Identify every line in the records below that contains the word "аутодеструктивным", and reproduce each one.

(Supplied information):
§ §

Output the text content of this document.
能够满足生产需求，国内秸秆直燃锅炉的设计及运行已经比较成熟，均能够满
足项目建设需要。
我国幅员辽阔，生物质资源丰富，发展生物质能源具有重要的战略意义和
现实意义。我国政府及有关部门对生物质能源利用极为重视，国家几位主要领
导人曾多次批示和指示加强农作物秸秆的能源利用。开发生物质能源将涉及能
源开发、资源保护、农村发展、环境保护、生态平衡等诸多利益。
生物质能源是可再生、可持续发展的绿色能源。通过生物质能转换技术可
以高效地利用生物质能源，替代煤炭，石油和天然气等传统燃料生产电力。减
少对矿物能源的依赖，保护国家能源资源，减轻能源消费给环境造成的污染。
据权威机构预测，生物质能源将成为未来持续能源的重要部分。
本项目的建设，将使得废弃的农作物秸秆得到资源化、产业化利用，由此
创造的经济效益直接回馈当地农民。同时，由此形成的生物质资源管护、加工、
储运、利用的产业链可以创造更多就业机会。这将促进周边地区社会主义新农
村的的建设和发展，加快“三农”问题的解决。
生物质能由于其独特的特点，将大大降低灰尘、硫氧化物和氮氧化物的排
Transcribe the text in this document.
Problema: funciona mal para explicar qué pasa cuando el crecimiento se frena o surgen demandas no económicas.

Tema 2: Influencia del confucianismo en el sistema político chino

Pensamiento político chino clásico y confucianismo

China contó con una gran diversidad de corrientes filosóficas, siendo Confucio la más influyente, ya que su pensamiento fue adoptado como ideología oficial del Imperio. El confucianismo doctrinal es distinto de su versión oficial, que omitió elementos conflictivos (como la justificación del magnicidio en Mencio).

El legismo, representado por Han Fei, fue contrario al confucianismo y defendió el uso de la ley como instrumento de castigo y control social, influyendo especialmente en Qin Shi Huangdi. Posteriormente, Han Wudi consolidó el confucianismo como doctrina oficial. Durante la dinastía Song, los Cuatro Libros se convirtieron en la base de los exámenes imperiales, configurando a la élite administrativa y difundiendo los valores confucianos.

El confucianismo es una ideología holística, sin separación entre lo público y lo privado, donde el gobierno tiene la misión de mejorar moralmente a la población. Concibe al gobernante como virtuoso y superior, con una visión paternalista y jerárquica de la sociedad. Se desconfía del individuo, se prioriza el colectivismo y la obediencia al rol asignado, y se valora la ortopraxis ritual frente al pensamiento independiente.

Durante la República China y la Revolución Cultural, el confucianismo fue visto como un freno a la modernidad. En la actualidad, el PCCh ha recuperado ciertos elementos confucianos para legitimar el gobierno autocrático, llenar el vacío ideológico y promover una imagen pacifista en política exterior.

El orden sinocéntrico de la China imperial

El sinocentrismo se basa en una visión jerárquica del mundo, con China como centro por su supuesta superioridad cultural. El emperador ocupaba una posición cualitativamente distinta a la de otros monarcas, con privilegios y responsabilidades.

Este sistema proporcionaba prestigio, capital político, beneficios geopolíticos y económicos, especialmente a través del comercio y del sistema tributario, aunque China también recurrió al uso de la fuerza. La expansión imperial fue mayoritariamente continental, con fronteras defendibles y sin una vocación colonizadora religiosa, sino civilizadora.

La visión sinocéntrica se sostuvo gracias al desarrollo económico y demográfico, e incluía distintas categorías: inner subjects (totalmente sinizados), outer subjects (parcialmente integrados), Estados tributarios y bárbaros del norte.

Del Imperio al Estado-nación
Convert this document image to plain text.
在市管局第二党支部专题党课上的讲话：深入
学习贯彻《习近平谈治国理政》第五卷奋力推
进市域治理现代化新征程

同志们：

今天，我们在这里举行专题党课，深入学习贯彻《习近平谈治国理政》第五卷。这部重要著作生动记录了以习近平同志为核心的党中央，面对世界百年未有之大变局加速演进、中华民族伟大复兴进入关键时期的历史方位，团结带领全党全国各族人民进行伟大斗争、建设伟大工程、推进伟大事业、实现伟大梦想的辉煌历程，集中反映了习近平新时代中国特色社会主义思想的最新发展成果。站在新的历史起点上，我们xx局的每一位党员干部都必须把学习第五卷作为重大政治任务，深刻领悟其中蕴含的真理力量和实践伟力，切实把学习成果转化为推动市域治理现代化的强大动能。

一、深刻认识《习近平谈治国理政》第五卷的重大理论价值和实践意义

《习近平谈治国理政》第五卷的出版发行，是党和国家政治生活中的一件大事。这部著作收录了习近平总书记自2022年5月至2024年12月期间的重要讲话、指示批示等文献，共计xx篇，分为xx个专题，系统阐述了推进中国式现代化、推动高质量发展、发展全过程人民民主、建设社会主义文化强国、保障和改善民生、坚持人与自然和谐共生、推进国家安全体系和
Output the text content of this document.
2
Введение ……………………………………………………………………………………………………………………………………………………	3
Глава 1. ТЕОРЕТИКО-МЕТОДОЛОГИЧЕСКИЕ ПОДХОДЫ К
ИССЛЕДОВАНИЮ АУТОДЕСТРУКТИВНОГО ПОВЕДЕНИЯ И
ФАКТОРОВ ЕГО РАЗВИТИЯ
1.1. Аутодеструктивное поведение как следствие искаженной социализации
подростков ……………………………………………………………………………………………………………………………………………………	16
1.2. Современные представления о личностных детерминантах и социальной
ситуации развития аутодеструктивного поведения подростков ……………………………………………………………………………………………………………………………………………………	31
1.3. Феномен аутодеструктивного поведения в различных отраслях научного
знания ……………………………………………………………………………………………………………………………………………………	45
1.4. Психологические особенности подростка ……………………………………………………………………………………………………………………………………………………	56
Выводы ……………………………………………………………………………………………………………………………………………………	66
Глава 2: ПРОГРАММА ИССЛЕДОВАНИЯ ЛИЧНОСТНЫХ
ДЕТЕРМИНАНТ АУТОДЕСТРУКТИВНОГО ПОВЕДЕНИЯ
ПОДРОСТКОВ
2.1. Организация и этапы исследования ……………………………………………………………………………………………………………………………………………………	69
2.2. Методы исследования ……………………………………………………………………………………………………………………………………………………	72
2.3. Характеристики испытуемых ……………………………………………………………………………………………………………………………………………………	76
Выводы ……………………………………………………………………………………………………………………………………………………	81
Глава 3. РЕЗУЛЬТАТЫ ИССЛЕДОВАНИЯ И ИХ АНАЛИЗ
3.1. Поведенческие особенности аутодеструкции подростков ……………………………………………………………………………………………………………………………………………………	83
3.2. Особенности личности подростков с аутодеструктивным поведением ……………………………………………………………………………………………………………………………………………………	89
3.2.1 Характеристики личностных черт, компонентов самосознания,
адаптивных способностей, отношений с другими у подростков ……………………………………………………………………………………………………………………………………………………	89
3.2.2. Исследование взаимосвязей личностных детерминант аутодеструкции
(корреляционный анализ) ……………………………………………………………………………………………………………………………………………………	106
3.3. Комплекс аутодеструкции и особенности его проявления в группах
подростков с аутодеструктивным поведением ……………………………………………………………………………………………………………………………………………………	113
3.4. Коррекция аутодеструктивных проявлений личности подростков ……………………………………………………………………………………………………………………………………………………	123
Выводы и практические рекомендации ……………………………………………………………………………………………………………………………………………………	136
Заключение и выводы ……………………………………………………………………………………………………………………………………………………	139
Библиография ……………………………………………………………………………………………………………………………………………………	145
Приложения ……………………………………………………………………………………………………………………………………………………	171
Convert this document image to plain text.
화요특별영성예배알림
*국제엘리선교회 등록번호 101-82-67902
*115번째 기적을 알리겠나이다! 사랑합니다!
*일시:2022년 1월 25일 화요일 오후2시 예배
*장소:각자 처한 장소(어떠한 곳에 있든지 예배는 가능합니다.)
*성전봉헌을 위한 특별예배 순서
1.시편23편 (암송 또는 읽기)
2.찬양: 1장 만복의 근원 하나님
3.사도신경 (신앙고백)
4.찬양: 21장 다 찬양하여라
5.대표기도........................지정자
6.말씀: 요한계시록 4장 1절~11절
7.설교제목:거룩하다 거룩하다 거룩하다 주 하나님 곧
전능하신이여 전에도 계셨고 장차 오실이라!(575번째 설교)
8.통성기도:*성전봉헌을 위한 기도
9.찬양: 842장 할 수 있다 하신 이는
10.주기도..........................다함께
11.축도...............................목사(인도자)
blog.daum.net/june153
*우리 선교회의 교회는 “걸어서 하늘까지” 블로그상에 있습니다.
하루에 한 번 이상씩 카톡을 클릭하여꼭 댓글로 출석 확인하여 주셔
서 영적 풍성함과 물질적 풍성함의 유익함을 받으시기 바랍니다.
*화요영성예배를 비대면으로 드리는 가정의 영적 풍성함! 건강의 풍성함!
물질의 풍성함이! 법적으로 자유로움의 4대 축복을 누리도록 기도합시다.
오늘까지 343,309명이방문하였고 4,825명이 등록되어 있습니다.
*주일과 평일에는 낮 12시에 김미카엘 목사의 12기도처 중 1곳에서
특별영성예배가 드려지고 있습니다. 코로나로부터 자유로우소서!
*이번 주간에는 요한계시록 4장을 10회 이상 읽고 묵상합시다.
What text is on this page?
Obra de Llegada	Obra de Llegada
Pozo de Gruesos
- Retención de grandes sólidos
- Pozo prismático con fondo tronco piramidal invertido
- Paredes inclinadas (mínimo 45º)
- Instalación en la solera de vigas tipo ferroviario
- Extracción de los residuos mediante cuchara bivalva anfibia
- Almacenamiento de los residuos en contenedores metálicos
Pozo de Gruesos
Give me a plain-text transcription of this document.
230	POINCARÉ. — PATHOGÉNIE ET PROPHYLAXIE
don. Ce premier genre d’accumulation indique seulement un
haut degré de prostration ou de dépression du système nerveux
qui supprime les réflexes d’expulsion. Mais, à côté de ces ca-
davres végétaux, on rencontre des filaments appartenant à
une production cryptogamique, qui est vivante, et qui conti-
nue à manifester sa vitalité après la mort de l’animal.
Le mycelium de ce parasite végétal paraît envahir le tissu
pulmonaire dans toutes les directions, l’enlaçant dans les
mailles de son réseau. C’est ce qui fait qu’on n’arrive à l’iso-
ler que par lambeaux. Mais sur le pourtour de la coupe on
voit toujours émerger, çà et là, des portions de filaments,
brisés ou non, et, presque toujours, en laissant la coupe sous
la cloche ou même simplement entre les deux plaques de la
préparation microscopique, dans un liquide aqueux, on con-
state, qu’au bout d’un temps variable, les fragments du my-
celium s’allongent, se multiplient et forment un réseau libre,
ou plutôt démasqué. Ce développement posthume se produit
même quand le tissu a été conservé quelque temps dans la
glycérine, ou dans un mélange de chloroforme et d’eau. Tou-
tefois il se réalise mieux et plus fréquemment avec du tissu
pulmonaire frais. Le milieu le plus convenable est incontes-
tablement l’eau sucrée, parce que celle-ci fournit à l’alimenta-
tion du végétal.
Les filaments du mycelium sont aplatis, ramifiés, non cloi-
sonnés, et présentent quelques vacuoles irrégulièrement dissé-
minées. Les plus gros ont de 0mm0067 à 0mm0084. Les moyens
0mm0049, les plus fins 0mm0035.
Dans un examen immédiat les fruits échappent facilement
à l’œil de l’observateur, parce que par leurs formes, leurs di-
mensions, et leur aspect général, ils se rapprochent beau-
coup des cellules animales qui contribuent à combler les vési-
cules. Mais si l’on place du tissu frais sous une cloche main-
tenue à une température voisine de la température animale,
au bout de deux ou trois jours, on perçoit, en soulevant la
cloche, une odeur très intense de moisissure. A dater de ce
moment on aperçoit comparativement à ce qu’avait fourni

§ §

(Answer to the task):
3.2. Особенности личности подростков с аутодеструктивным поведением ……………………………………………………………………………………………………………………………………………………	89
подростков с аутодеструктивным поведением ……………………………………………………………………………………………………………………………………………………	113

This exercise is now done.